**READING PASSAGE:**
================================

Although pertaining to the same RTDs, an unrelated issue identified at the same time involving the conductor seal assemblies for several of the RTDs was also discussed by the licensee within these licensee event reports (LERs). A finding of very low safety significance (Green) and an associated NCV for that condition are discussed in Section
1R15 .1 of this report.
In response to receipt of these LERs the inspectors completed reviews that included, but were not limited to:
- The potential for any generic issues, including those potentially requiring reporting under 10 CFR Part 21;
- The licensee's completed cause evaluation reports and additional corrective actions associated with the issues; and
- The accuracy of the information provided by the licensee in the LERs.
This event follow-up review by the inspectors constituted a single inspection sample as defined in IP 71153-05. These LERs are closed.
b. Findings
.5 Inadequate Modification Design Control Measures Result in Reactor Protection System
Inoperability Introduction A self-revealed finding of very low safety significance (Green) and an associated NCV of 10 CFR Part 50, Appendix B, Criterion III, Design Control, were identified for the licensees failure to have adequately prepared and implemented a permanent plant modification associated with SG replacement during the units 18th RFO in 2014.
Specifically, in conjunction with SG replacement the licensee had also replaced a significant amount of RCS piping and instrumentation, including all RCS hot leg RTDs.
The RTD housings were improperly insulated during the modification, such that over the ensuing reactor operating cycle the RTD wiring insulation degraded to the extent that nearly all the RTDs were rendered inoperable.
Description As part of the licensees SG replacement project during the 2014 RFO, one of the associated permanent plant modifications was the replacement of the all six dual-element RCS Hot Leg RTDs and RTD cables.
On October 8, 2014, the licensee identified that the RTD associated with RPS Channel No. 1 was exhibiting some erratic indications, albeit still within allowable tolerances. The licensee continued to monitor the instrument. Ultimately, on July 17, 2015, the licensee was no longer able to maintain the instrument in calibration and it was declared inoperable. The associated RPS Channel No. 1 was also declared inoperable and maintained in the tripped or bypassed state to comply with plant TS. The licensee determined through troubleshooting that repairs could not be made to the RTD with the plant operating at power, and scheduled the repair activities for the next RFO, which was scheduled for the spring of 2016.

================================

**INFORMATION GIVEN:**
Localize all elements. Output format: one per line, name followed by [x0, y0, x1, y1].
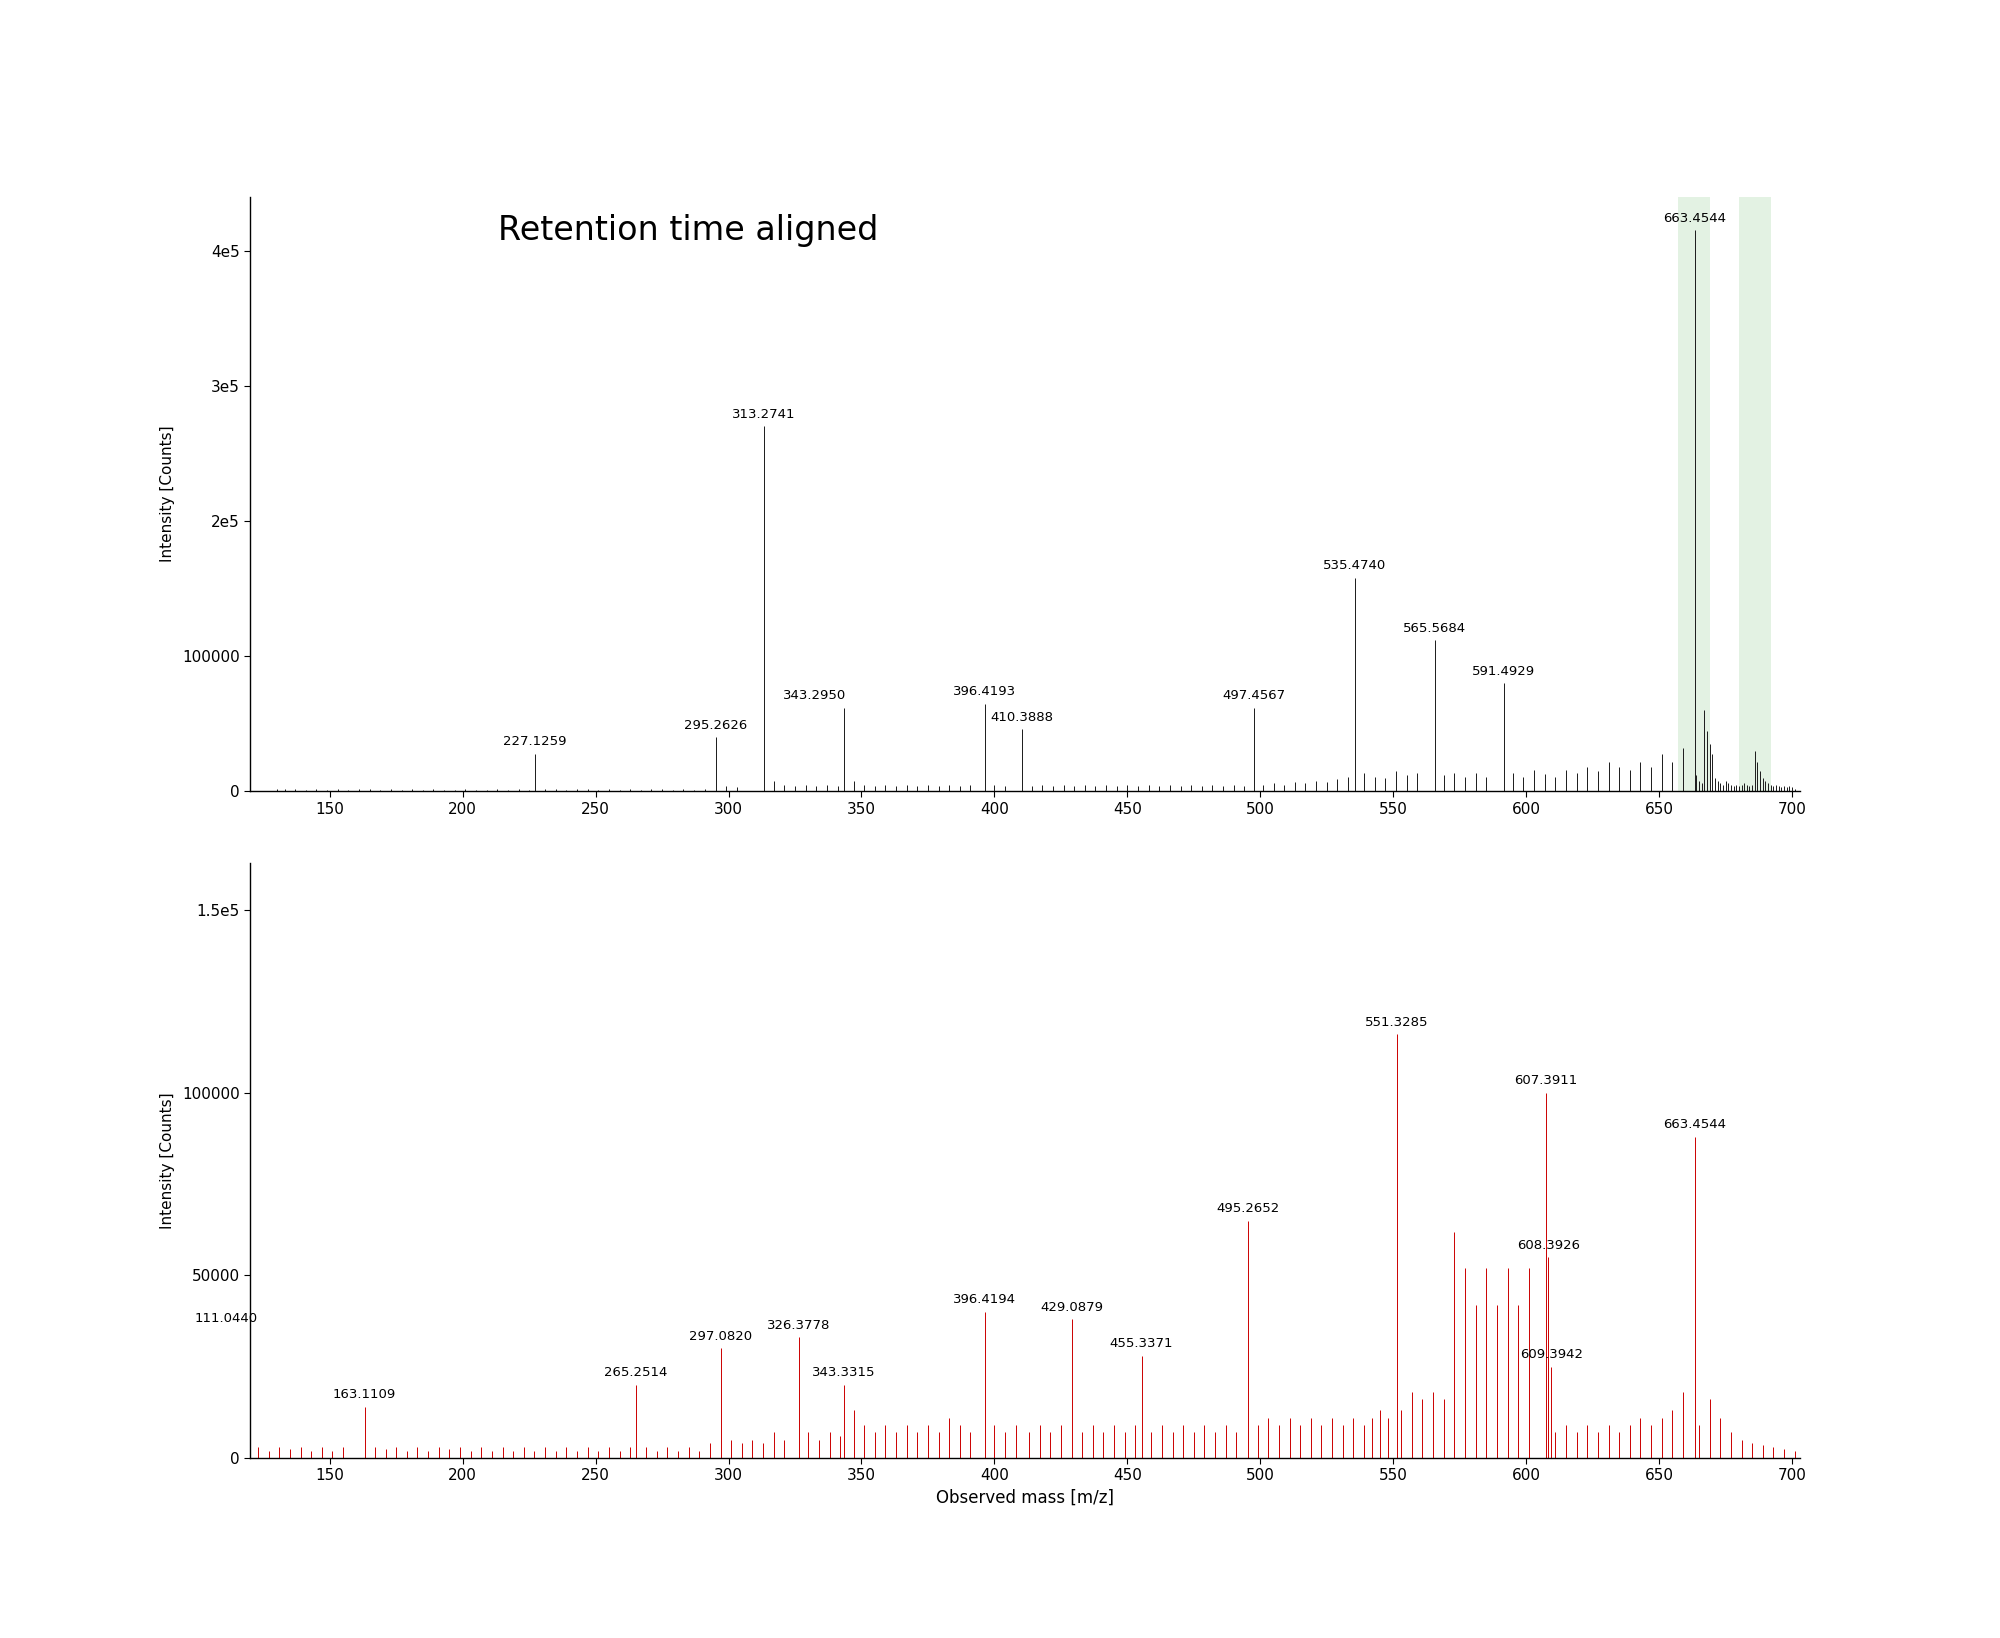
Bar — [1678, 197, 1710, 791]
Text: 607.3911: 607.3911 — [1514, 1075, 1578, 1088]
Text: 343.3315: 343.3315 — [812, 1366, 876, 1379]
Text: 111.0440: 111.0440 — [194, 1312, 258, 1325]
Text: 326.3778: 326.3778 — [768, 1319, 830, 1332]
Text: 396.4194: 396.4194 — [954, 1294, 1016, 1307]
Text: 609.3942: 609.3942 — [1520, 1348, 1582, 1361]
Text: 163.1109: 163.1109 — [332, 1389, 396, 1400]
Y-axis label: Intensity [Counts]: Intensity [Counts] — [160, 1093, 174, 1228]
Text: 495.2652: 495.2652 — [1216, 1202, 1280, 1215]
Text: 455.3371: 455.3371 — [1110, 1337, 1174, 1350]
X-axis label: Observed mass [m/z]: Observed mass [m/z] — [936, 1489, 1114, 1507]
Text: 410.3888: 410.3888 — [990, 711, 1054, 724]
Text: 297.0820: 297.0820 — [690, 1330, 752, 1343]
Text: 396.4193: 396.4193 — [954, 685, 1016, 698]
Text: 535.4740: 535.4740 — [1322, 560, 1386, 572]
Text: 295.2626: 295.2626 — [684, 719, 748, 732]
Text: 429.0879: 429.0879 — [1040, 1301, 1104, 1314]
Text: 313.2741: 313.2741 — [732, 408, 796, 421]
Text: 551.3285: 551.3285 — [1366, 1016, 1428, 1029]
Text: 565.5684: 565.5684 — [1404, 622, 1466, 634]
Text: 663.4544: 663.4544 — [1664, 1119, 1726, 1132]
Text: 608.3926: 608.3926 — [1516, 1238, 1580, 1251]
Bar — [1738, 197, 1770, 791]
Text: 591.4929: 591.4929 — [1472, 665, 1536, 678]
Text: 663.4544: 663.4544 — [1664, 211, 1726, 224]
Text: 265.2514: 265.2514 — [604, 1366, 668, 1379]
Text: 497.4567: 497.4567 — [1222, 690, 1286, 703]
Text: 227.1259: 227.1259 — [504, 735, 566, 749]
Text: Retention time aligned: Retention time aligned — [498, 215, 878, 247]
Text: 343.2950: 343.2950 — [784, 690, 846, 703]
Y-axis label: Intensity [Counts]: Intensity [Counts] — [160, 426, 174, 562]
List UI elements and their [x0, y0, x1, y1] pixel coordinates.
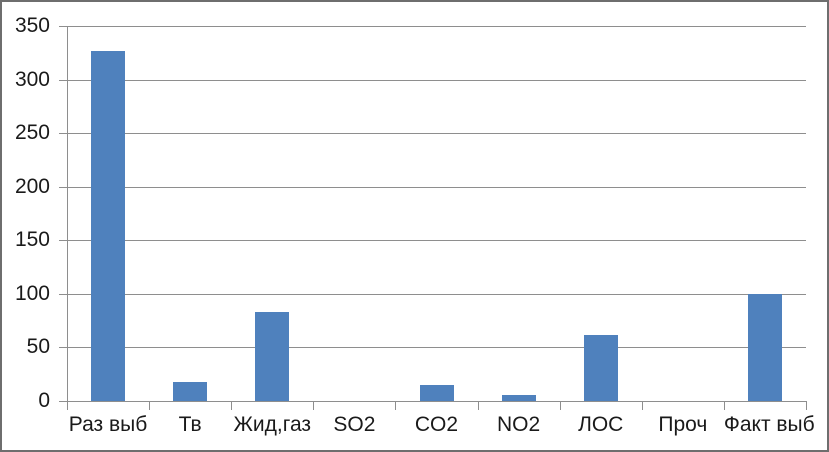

================================

**WRITTEN PROBLEM:**
Write the next part of the inspection report on the hot leg RTDs, starting right after its final sentence.

**SOLVED PROBLEM:**
On April 5, 2016, with the unit in cold shutdown for its 19th scheduled RFO, the RTD for RPS Channel No. 1 was inspected by the licensee. The inspection identified that the RTD wire insulation was severely degraded due to apparent heat damage. All six dual-element RTDs on both RCS hot legs were subsequently inspected and observed to have varying degrees of wire insulation degradation, up to total wastage.
The licensee entered the condition into their CAP as CR 2016-04587 and commissioned a formal causal analysis. Even though each appeared to remain functional, the RTDs associated with RPS Channel Nos. 2 through 4 were determined by the licensee through engineering analysis to have been rendered inoperable by the condition during the preceding reactor operating cycle and, thus, incapable of being credited to meet their applicable plant TS requirements. In addition, RTDs utilized for the units post-accident monitoring system (PAMS) and NNI system were also adversely impacted. However, the inspectors determined that these issues were of minor safety significance, and not subject to formal enforcement in accordance with Section 2.3.1 of the NRCs Enforcement Policy.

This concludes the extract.